Are you able to quote each entry exactly as written?

» **PROVIDED RECORDS**
--

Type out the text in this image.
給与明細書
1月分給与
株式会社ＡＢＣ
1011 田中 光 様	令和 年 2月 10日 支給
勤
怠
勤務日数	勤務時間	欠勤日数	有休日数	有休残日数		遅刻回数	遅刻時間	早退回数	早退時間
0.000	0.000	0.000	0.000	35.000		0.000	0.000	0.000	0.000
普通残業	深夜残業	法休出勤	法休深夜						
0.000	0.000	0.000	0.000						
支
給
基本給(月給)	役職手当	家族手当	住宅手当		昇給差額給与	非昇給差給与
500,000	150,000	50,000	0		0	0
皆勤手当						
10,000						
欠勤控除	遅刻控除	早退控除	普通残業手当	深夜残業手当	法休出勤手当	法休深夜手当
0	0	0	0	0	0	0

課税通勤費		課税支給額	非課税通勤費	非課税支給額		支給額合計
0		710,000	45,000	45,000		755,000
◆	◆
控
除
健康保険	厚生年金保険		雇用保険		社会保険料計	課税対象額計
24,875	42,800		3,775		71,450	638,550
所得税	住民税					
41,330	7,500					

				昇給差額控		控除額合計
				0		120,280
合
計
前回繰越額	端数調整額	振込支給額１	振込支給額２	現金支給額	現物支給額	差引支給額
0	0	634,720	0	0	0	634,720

--

» **EXPECTED ANSWER**
Type out the text in this image.
給与明細書
1月分給与
株式会社ＡＢＣ
1011 田中 光 様	令和 年 2月 10日 支給
勤
怠
勤務日数	勤務時間	欠勤日数	有休日数	有休残日数		遅刻回数	遅刻時間	早退回数	早退時間
0.000	0.000	0.000	0.000	35.000		0.000	0.000	0.000	0.000
普通残業	深夜残業	法休出勤	法休深夜						
0.000	0.000	0.000	0.000						
支
給
基本給(月給)	役職手当	家族手当	住宅手当		昇給差額給与	非昇給差給与
500,000	150,000	50,000	0		0	0
皆勤手当						
10,000						
欠勤控除	遅刻控除	早退控除	普通残業手当	深夜残業手当	法休出勤手当	法休深夜手当
0	0	0	0	0	0	0

課税通勤費		課税支給額	非課税通勤費	非課税支給額		支給額合計
0		710,000	45,000	45,000		755,000
◆	◆
控
除
健康保険	厚生年金保険		雇用保険		社会保険料計	課税対象額計
24,875	42,800		3,775		71,450	638,550
所得税	住民税					
41,330	7,500					

				昇給差額控		控除額合計
				0		120,280
合
計
前回繰越額	端数調整額	振込支給額１	振込支給額２	現金支給額	現物支給額	差引支給額
0	0	634,720	0	0	0	634,720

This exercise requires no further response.